## What to work on
Write out all of the entries exactly, please.

+===+

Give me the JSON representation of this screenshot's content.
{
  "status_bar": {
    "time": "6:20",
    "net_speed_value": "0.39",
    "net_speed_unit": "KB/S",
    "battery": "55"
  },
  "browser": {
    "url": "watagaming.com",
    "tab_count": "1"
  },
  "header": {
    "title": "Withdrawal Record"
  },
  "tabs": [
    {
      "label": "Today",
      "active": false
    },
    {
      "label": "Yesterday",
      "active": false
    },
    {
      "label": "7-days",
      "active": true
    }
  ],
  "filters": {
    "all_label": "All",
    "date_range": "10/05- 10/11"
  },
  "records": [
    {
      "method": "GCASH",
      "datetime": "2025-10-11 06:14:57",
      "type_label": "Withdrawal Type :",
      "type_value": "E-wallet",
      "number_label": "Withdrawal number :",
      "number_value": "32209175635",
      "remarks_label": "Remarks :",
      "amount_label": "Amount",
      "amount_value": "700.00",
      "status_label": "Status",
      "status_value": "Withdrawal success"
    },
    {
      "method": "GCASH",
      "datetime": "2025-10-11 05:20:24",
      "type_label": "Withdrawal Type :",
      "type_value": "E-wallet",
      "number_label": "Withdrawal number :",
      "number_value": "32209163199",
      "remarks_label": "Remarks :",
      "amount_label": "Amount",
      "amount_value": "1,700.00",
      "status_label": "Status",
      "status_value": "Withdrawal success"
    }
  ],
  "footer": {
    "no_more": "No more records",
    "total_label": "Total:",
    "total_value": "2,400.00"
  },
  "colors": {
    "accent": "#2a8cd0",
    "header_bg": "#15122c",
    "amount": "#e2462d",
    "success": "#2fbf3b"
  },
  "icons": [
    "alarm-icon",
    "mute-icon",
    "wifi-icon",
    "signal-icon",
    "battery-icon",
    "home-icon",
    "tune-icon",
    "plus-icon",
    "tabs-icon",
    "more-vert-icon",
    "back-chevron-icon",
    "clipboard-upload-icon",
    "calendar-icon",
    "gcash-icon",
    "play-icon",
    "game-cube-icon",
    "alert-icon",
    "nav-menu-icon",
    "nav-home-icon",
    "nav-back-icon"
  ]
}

+===+

## Exercise response
Give me the JSON representation of this screenshot's content.
{
  "status_bar": {
    "time": "6:20",
    "net_speed_value": "0.39",
    "net_speed_unit": "KB/S",
    "battery": "55"
  },
  "browser": {
    "url": "watagaming.com",
    "tab_count": "1"
  },
  "header": {
    "title": "Withdrawal Record"
  },
  "tabs": [
    {
      "label": "Today",
      "active": false
    },
    {
      "label": "Yesterday",
      "active": false
    },
    {
      "label": "7-days",
      "active": true
    }
  ],
  "filters": {
    "all_label": "All",
    "date_range": "10/05- 10/11"
  },
  "records": [
    {
      "method": "GCASH",
      "datetime": "2025-10-11 06:14:57",
      "type_label": "Withdrawal Type :",
      "type_value": "E-wallet",
      "number_label": "Withdrawal number :",
      "number_value": "32209175635",
      "remarks_label": "Remarks :",
      "amount_label": "Amount",
      "amount_value": "700.00",
      "status_label": "Status",
      "status_value": "Withdrawal success"
    },
    {
      "method": "GCASH",
      "datetime": "2025-10-11 05:20:24",
      "type_label": "Withdrawal Type :",
      "type_value": "E-wallet",
      "number_label": "Withdrawal number :",
      "number_value": "32209163199",
      "remarks_label": "Remarks :",
      "amount_label": "Amount",
      "amount_value": "1,700.00",
      "status_label": "Status",
      "status_value": "Withdrawal success"
    }
  ],
  "footer": {
    "no_more": "No more records",
    "total_label": "Total:",
    "total_value": "2,400.00"
  },
  "colors": {
    "accent": "#2a8cd0",
    "header_bg": "#15122c",
    "amount": "#e2462d",
    "success": "#2fbf3b"
  },
  "icons": [
    "alarm-icon",
    "mute-icon",
    "wifi-icon",
    "signal-icon",
    "battery-icon",
    "home-icon",
    "tune-icon",
    "plus-icon",
    "tabs-icon",
    "more-vert-icon",
    "back-chevron-icon",
    "clipboard-upload-icon",
    "calendar-icon",
    "gcash-icon",
    "play-icon",
    "game-cube-icon",
    "alert-icon",
    "nav-menu-icon",
    "nav-home-icon",
    "nav-back-icon"
  ]
}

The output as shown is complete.